# STORED ROWS

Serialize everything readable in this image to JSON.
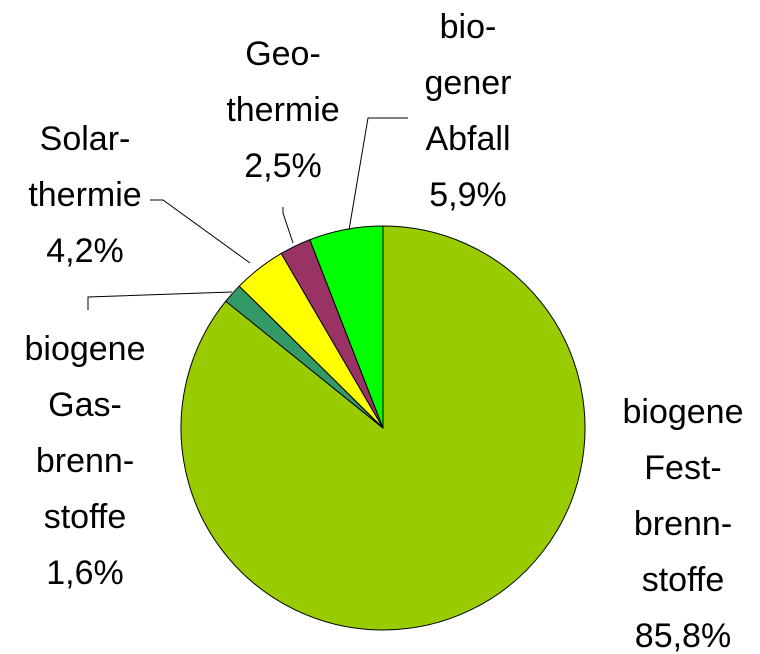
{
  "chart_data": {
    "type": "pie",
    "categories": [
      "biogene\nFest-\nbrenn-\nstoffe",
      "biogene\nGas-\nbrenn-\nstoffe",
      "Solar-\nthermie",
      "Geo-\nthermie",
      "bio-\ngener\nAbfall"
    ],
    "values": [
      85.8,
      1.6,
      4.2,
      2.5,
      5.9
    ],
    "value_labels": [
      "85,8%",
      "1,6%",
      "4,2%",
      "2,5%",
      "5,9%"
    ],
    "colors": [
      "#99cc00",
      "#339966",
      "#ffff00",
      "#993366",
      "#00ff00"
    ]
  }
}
...
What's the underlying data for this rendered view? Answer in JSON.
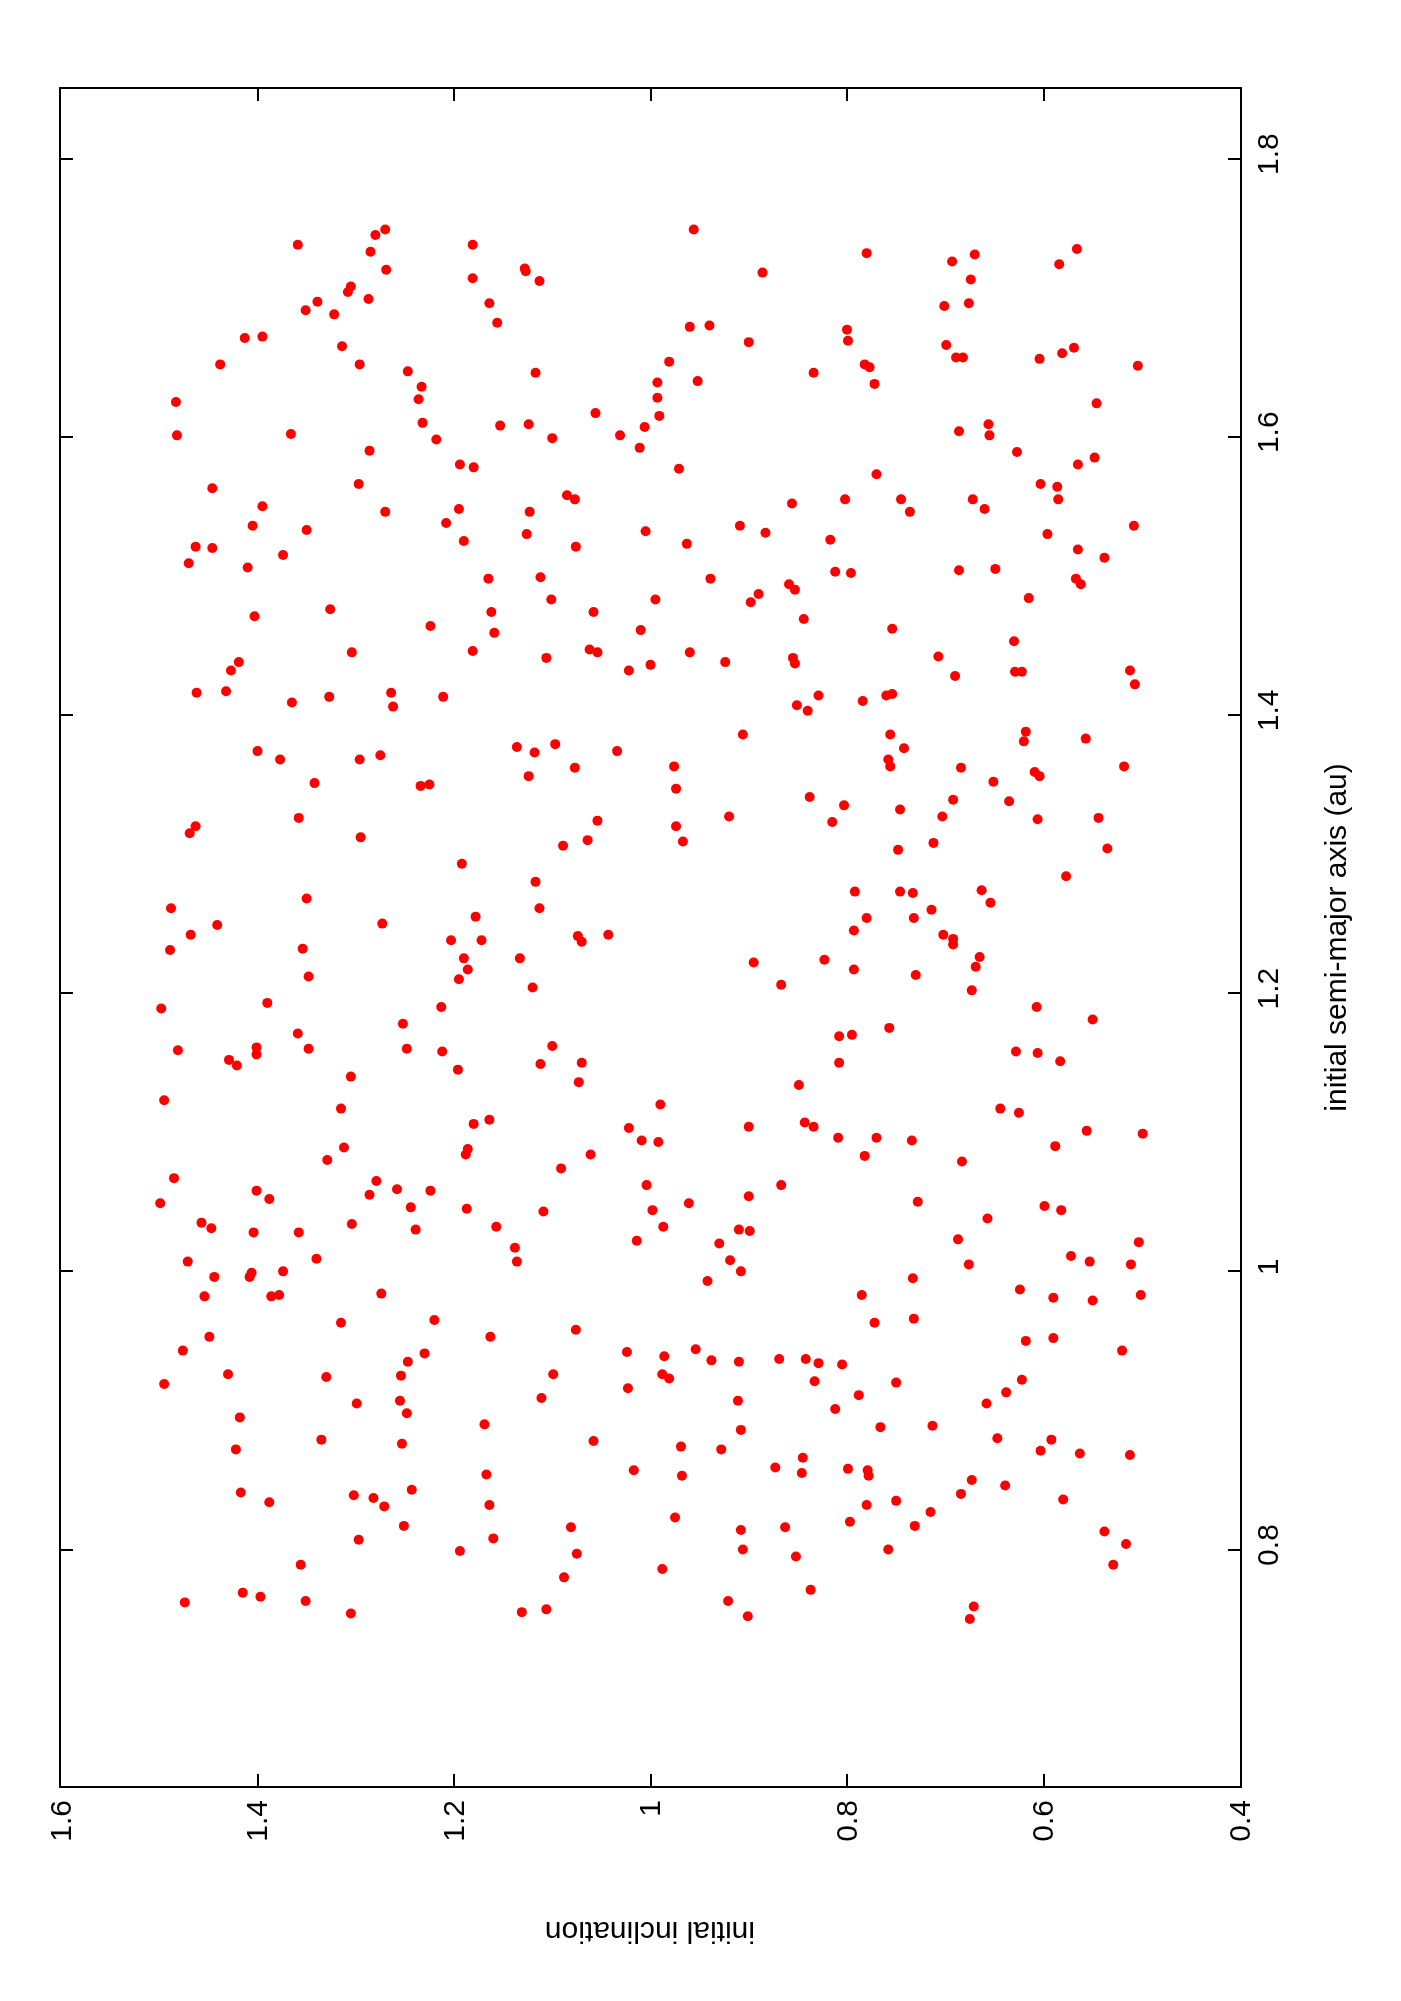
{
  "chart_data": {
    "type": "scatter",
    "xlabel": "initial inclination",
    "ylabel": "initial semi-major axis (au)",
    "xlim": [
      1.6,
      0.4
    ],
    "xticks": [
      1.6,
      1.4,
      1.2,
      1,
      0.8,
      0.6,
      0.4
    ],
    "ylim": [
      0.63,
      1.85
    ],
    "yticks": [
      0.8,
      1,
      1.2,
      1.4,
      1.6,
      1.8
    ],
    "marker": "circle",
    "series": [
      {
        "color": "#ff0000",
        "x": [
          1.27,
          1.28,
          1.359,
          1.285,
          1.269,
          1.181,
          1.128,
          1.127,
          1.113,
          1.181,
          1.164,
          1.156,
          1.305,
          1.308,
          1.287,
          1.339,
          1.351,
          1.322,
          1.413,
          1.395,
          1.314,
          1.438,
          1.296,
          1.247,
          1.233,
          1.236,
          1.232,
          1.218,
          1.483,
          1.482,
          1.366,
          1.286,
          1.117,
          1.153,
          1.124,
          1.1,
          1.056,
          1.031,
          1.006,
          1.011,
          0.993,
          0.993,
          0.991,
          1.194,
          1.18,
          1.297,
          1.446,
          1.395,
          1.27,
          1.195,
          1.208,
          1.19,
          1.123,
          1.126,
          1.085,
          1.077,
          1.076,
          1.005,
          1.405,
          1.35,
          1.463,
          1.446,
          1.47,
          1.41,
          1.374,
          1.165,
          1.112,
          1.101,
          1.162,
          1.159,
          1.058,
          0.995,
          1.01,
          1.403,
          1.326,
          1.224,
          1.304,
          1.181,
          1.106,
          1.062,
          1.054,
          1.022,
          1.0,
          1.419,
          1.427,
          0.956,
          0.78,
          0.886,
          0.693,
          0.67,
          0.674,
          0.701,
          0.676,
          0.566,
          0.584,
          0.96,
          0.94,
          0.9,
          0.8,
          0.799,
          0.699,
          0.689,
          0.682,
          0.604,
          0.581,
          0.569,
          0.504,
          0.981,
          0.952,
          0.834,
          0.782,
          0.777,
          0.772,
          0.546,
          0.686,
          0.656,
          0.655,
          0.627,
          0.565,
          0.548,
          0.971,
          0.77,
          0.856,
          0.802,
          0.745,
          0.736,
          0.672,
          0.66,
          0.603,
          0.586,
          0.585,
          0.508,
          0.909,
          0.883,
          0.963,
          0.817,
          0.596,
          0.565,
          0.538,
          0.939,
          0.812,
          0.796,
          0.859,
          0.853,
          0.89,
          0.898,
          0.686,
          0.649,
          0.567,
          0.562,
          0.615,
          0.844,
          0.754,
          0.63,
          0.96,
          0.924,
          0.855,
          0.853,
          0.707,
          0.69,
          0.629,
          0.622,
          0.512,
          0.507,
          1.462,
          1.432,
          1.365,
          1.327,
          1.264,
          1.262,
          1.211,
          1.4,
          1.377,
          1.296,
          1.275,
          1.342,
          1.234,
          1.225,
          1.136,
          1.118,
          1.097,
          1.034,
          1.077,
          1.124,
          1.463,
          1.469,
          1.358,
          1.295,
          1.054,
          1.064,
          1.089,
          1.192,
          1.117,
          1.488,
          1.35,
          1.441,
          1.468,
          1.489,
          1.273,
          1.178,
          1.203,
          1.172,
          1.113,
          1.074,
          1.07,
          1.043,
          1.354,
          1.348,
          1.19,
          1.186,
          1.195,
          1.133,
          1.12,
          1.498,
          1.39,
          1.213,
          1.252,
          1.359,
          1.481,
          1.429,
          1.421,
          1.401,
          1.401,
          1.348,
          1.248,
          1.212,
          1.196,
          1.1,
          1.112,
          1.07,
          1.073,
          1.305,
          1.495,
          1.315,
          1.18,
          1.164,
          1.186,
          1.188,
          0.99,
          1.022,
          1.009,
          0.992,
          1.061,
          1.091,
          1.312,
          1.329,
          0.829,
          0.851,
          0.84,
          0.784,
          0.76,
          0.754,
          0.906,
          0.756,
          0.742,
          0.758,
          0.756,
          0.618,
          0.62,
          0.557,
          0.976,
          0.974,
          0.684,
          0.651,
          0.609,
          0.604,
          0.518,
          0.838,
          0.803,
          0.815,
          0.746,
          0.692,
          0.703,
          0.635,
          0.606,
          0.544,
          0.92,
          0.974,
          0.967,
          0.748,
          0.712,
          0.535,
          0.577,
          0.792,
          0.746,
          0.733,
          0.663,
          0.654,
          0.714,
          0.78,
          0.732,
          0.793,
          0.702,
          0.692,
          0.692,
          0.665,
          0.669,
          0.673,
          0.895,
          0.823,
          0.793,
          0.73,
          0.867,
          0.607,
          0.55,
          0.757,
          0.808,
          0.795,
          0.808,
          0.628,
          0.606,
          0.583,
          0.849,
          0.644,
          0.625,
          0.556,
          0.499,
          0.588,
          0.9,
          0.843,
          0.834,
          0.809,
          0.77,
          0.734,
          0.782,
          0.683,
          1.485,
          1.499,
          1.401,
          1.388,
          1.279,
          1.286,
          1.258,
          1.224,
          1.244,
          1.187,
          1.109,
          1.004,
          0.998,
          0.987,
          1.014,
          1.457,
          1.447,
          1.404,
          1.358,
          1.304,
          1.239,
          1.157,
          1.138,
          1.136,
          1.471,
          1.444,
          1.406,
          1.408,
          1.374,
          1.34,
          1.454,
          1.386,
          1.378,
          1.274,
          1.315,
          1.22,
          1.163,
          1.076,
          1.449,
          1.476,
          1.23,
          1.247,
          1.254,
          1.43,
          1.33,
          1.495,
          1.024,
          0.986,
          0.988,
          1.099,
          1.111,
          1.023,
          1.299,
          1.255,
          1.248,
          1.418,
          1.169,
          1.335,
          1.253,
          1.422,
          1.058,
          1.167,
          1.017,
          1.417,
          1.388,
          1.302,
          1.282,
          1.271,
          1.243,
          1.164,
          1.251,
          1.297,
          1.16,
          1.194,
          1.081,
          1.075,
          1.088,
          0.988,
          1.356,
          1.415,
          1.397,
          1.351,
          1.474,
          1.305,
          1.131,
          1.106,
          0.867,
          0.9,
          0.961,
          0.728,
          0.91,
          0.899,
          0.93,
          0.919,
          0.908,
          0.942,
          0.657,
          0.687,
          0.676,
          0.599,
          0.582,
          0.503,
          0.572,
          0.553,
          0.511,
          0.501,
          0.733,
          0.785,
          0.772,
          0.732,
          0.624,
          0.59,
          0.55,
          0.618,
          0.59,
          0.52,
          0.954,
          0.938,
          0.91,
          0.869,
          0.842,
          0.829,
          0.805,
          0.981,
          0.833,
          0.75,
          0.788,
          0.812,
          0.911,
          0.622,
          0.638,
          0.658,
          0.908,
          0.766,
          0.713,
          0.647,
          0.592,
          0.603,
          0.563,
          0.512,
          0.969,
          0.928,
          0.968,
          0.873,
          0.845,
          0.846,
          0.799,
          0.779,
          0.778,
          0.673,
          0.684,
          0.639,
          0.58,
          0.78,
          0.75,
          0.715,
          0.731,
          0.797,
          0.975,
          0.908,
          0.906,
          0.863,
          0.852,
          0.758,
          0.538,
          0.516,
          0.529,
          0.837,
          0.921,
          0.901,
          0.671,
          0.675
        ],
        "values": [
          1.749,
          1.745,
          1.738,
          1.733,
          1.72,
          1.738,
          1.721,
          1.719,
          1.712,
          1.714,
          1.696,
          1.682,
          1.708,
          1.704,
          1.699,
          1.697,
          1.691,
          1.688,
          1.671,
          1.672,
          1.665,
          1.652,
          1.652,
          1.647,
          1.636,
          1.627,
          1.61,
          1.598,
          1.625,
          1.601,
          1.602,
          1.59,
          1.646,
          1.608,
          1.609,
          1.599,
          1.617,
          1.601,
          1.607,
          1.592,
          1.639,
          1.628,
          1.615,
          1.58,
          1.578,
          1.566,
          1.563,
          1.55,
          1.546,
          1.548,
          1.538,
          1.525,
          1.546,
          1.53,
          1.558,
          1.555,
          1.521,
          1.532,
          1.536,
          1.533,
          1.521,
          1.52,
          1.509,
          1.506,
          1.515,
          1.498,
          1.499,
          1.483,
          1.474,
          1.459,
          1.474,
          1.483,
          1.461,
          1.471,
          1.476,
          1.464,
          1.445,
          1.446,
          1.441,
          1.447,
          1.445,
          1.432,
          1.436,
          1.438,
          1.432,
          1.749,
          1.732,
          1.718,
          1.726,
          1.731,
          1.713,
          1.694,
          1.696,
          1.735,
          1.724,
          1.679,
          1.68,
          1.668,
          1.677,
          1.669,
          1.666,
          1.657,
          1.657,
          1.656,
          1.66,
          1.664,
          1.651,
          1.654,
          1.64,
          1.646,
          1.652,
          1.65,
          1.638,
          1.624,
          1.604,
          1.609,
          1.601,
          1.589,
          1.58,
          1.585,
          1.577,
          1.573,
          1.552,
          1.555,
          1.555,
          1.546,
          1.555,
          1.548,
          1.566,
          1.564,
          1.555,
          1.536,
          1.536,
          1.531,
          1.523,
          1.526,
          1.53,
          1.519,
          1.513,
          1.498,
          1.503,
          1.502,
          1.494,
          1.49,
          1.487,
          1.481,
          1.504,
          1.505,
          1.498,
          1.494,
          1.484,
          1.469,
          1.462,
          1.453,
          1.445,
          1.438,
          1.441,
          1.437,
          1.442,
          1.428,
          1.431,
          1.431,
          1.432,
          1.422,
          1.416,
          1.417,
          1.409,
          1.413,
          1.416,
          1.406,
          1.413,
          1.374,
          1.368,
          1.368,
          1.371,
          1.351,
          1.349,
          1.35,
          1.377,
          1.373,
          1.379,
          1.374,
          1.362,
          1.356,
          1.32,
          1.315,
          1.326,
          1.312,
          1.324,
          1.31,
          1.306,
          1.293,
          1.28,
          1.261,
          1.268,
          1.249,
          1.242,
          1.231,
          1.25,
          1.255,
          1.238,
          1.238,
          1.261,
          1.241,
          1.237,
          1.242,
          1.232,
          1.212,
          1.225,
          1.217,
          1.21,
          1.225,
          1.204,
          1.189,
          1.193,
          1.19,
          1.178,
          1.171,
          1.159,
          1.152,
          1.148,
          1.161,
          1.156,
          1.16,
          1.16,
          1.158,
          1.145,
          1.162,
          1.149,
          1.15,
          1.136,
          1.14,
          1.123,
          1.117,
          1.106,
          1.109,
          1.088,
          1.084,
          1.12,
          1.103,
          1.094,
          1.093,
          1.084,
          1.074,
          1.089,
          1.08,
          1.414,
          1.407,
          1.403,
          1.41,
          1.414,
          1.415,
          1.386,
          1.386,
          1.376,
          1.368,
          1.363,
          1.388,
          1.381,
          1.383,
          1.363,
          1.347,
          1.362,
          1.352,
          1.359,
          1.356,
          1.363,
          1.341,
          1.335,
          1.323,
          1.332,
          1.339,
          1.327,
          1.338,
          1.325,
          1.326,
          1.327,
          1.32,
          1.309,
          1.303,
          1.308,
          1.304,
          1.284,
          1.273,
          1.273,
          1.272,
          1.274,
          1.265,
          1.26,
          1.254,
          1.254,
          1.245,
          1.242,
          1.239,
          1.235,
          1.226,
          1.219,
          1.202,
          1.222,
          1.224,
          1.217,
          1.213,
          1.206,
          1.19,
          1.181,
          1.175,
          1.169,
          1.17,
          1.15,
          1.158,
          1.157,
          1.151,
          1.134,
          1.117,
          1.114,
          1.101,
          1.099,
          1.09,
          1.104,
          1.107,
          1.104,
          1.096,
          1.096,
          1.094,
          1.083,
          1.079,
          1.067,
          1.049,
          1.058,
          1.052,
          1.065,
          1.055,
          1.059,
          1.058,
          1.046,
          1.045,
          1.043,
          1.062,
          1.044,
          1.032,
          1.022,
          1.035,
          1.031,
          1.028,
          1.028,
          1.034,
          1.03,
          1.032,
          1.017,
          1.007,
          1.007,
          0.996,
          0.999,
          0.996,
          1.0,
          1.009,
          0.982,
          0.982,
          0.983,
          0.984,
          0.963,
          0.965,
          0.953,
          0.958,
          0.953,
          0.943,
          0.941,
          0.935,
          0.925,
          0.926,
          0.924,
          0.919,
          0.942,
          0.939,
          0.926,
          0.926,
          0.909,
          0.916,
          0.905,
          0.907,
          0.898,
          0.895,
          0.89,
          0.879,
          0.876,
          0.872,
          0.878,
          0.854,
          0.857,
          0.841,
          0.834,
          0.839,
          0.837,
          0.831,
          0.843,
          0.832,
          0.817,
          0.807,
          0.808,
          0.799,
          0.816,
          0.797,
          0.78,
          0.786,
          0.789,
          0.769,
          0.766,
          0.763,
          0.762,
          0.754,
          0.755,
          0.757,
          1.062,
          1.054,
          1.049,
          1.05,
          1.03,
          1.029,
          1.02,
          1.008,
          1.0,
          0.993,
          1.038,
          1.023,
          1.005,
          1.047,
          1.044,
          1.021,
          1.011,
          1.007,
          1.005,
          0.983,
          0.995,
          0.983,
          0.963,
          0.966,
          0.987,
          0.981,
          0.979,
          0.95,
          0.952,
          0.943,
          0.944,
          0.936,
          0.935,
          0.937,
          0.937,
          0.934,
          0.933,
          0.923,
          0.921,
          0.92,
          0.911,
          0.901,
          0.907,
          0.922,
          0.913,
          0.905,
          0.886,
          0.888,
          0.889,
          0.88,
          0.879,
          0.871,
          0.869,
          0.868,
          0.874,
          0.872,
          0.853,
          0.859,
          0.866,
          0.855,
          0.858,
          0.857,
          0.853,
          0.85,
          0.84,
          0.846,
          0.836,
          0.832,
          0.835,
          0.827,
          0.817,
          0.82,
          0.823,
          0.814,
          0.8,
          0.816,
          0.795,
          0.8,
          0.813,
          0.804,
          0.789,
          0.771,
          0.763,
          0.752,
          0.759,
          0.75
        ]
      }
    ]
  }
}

# EXERCISE
Pull out and copy each line containing the string "this".

# WRITTEN RESPONSE
Serialize everything readable in this image to JSON.
What's the underlying data for this rendered view? Answer in JSON.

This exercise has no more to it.